___ ENTRIES PROVIDED
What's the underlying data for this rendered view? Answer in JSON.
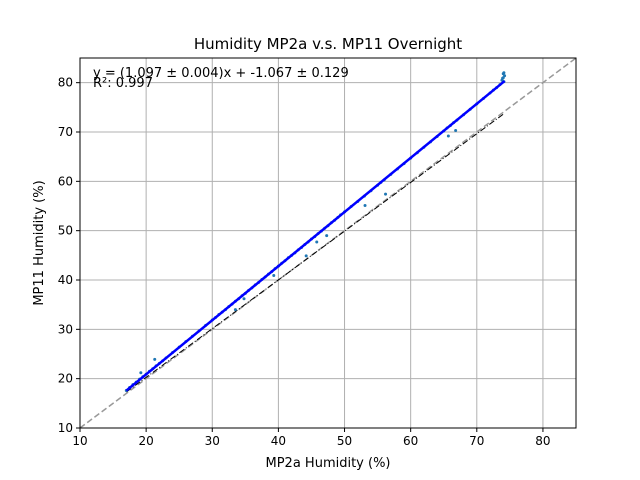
{
  "chart_data": {
    "type": "scatter",
    "title": "Humidity MP2a v.s. MP11 Overnight",
    "xlabel": "MP2a Humidity (%)",
    "ylabel": "MP11 Humidity (%)",
    "xlim": [
      10,
      85
    ],
    "ylim": [
      10,
      85
    ],
    "xticks": [
      "10",
      "20",
      "30",
      "40",
      "50",
      "60",
      "70",
      "80"
    ],
    "yticks": [
      "10",
      "20",
      "30",
      "40",
      "50",
      "60",
      "70",
      "80"
    ],
    "grid": true,
    "annotations": {
      "fit_equation": "y = (1.097 ± 0.004)x + -1.067 ± 0.129",
      "r_squared": "R²: 0.997"
    },
    "fit": {
      "slope": 1.097,
      "intercept": -1.067,
      "x_range": [
        17,
        74.2
      ],
      "color": "#0000ff"
    },
    "identity_line": {
      "x_range": [
        10,
        85
      ],
      "color": "#999999"
    },
    "reference_line": {
      "x": [
        17,
        74
      ],
      "y": [
        17.3,
        73.6
      ],
      "color": "#000000"
    },
    "points": {
      "color": "#1f77b4",
      "x": [
        17,
        17.5,
        18,
        18.5,
        19,
        19.5,
        20,
        20.5,
        21,
        21.5,
        22,
        22.5,
        23,
        24,
        25,
        26,
        27,
        28,
        29,
        30,
        30.5,
        31,
        31.5,
        32,
        32.5,
        33,
        33.5,
        34,
        34.5,
        35,
        35.5,
        36,
        36.5,
        37,
        37.5,
        38,
        38.5,
        39,
        39.5,
        40,
        40.5,
        41,
        41.5,
        42,
        42.5,
        43,
        43.5,
        44,
        44.5,
        45,
        45.5,
        46,
        46.5,
        47,
        47.5,
        48,
        48.5,
        49,
        50,
        51,
        52,
        53,
        54,
        55,
        55.5,
        56,
        57,
        58,
        59,
        60,
        61,
        62,
        63,
        64,
        65,
        65.5,
        66,
        66.5,
        67,
        68,
        69,
        70,
        71,
        72,
        72.5,
        73,
        73.5,
        73.8,
        74,
        74,
        74.1,
        74.2,
        19.2,
        21.3,
        33.5,
        34.8,
        39.3,
        44.2,
        45.8,
        47.3,
        49.4,
        53.1,
        56.2,
        65.7,
        66.8,
        73.9,
        74.1
      ],
      "y": [
        17.6,
        18.2,
        18.8,
        19.3,
        19.9,
        20.4,
        20.9,
        21.5,
        22.0,
        22.6,
        23.1,
        23.6,
        24.2,
        25.3,
        26.4,
        27.5,
        28.6,
        29.7,
        30.8,
        31.9,
        32.4,
        33.0,
        33.5,
        34.0,
        34.6,
        35.1,
        35.7,
        36.2,
        36.8,
        37.3,
        37.9,
        38.4,
        39.0,
        39.5,
        40.1,
        40.6,
        41.2,
        41.7,
        42.3,
        42.8,
        43.4,
        43.9,
        44.5,
        45.0,
        45.5,
        46.1,
        46.6,
        47.2,
        47.7,
        48.3,
        48.8,
        49.4,
        49.9,
        50.5,
        51.0,
        51.6,
        52.1,
        52.7,
        53.8,
        54.9,
        55.9,
        57.0,
        58.1,
        59.2,
        59.8,
        60.3,
        61.4,
        62.5,
        63.6,
        64.7,
        65.8,
        66.9,
        68.0,
        69.1,
        70.2,
        70.8,
        71.3,
        71.9,
        72.4,
        73.5,
        74.6,
        75.7,
        76.8,
        77.9,
        78.5,
        79.0,
        79.6,
        80.5,
        81.0,
        81.8,
        80.2,
        81.4,
        21.2,
        23.9,
        34.0,
        36.2,
        40.9,
        44.9,
        47.7,
        49.0,
        53.2,
        55.1,
        57.4,
        69.2,
        70.3,
        80.9,
        82.0
      ]
    }
  }
}
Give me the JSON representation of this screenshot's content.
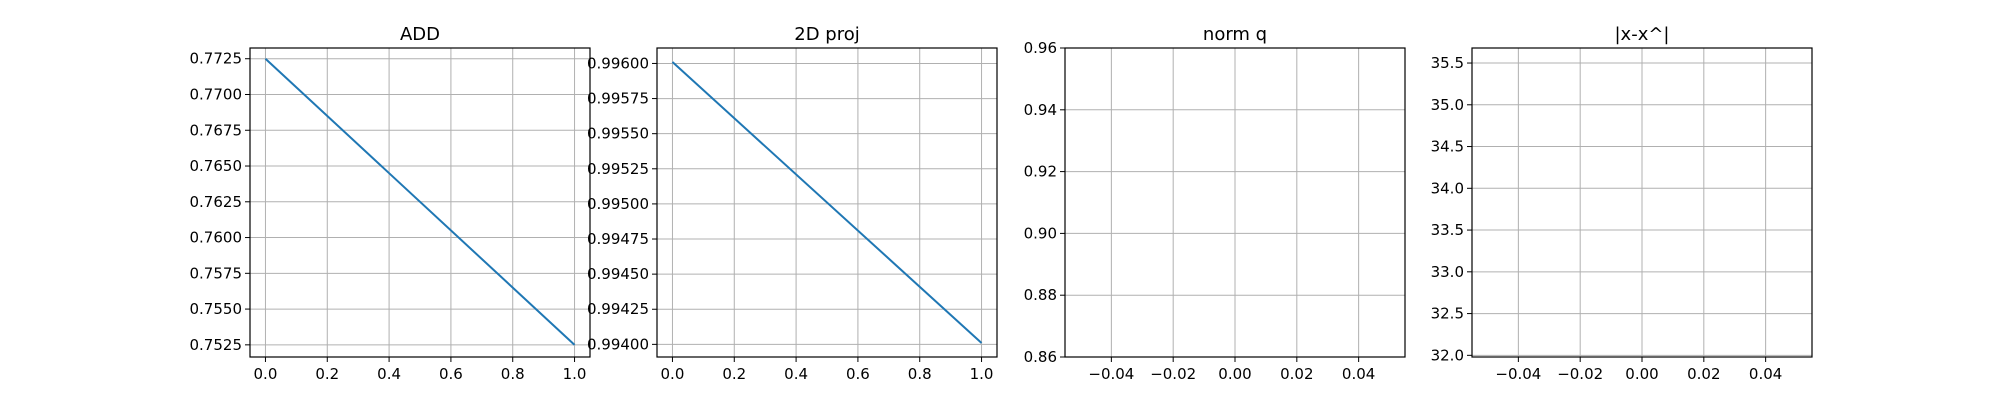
______
• PROBLEM DETAILS: Search the listing for the word "Humidity" and return each line that holds it.

• SOLUTION BELOW:
    "title": "Humidity MP2a v.s. MP11 Overnight",
    "xlabel": "MP2a Humidity (%)",
    "ylabel": "MP11 Humidity (%)",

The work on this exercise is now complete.